Please give the listing again, word for word, with nothing left out.

> [Rows from a figure dataset]:
================================
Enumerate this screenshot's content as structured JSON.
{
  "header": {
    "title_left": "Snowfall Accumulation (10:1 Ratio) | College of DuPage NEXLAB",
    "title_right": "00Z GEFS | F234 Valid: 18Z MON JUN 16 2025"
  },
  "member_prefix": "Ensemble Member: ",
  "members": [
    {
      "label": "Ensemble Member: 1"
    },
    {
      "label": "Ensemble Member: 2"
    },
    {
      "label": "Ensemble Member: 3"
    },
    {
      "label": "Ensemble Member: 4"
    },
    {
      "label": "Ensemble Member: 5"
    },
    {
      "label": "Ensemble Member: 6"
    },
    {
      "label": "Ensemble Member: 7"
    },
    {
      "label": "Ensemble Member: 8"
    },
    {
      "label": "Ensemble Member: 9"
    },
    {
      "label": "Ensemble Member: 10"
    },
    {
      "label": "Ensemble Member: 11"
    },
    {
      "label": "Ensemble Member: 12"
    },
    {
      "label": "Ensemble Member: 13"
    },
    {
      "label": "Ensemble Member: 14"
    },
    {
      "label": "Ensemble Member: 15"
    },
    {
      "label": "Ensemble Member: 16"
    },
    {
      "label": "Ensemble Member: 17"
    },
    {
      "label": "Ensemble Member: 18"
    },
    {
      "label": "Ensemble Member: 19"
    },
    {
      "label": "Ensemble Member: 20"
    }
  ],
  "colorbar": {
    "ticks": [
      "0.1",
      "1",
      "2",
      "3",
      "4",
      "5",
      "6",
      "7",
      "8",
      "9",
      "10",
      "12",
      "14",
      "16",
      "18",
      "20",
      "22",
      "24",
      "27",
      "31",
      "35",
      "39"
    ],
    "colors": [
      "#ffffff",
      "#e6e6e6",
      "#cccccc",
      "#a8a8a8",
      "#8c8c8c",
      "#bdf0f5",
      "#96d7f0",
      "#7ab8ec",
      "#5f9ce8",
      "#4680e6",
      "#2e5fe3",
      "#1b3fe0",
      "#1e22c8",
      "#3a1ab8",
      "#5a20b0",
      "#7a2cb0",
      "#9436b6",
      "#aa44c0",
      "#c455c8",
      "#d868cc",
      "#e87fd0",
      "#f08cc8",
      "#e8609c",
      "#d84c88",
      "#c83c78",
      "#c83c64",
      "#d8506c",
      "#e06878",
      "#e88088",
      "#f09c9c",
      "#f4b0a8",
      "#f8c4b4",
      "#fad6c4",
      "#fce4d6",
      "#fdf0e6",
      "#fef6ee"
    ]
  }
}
================================
> [Solution for this exercise]:
Enumerate this screenshot's content as structured JSON.
{
  "header": {
    "title_left": "Snowfall Accumulation (10:1 Ratio) | College of DuPage NEXLAB",
    "title_right": "00Z GEFS | F234 Valid: 18Z MON JUN 16 2025"
  },
  "member_prefix": "Ensemble Member: ",
  "members": [
    {
      "label": "Ensemble Member: 1"
    },
    {
      "label": "Ensemble Member: 2"
    },
    {
      "label": "Ensemble Member: 3"
    },
    {
      "label": "Ensemble Member: 4"
    },
    {
      "label": "Ensemble Member: 5"
    },
    {
      "label": "Ensemble Member: 6"
    },
    {
      "label": "Ensemble Member: 7"
    },
    {
      "label": "Ensemble Member: 8"
    },
    {
      "label": "Ensemble Member: 9"
    },
    {
      "label": "Ensemble Member: 10"
    },
    {
      "label": "Ensemble Member: 11"
    },
    {
      "label": "Ensemble Member: 12"
    },
    {
      "label": "Ensemble Member: 13"
    },
    {
      "label": "Ensemble Member: 14"
    },
    {
      "label": "Ensemble Member: 15"
    },
    {
      "label": "Ensemble Member: 16"
    },
    {
      "label": "Ensemble Member: 17"
    },
    {
      "label": "Ensemble Member: 18"
    },
    {
      "label": "Ensemble Member: 19"
    },
    {
      "label": "Ensemble Member: 20"
    }
  ],
  "colorbar": {
    "ticks": [
      "0.1",
      "1",
      "2",
      "3",
      "4",
      "5",
      "6",
      "7",
      "8",
      "9",
      "10",
      "12",
      "14",
      "16",
      "18",
      "20",
      "22",
      "24",
      "27",
      "31",
      "35",
      "39"
    ],
    "colors": [
      "#ffffff",
      "#e6e6e6",
      "#cccccc",
      "#a8a8a8",
      "#8c8c8c",
      "#bdf0f5",
      "#96d7f0",
      "#7ab8ec",
      "#5f9ce8",
      "#4680e6",
      "#2e5fe3",
      "#1b3fe0",
      "#1e22c8",
      "#3a1ab8",
      "#5a20b0",
      "#7a2cb0",
      "#9436b6",
      "#aa44c0",
      "#c455c8",
      "#d868cc",
      "#e87fd0",
      "#f08cc8",
      "#e8609c",
      "#d84c88",
      "#c83c78",
      "#c83c64",
      "#d8506c",
      "#e06878",
      "#e88088",
      "#f09c9c",
      "#f4b0a8",
      "#f8c4b4",
      "#fad6c4",
      "#fce4d6",
      "#fdf0e6",
      "#fef6ee"
    ]
  }
}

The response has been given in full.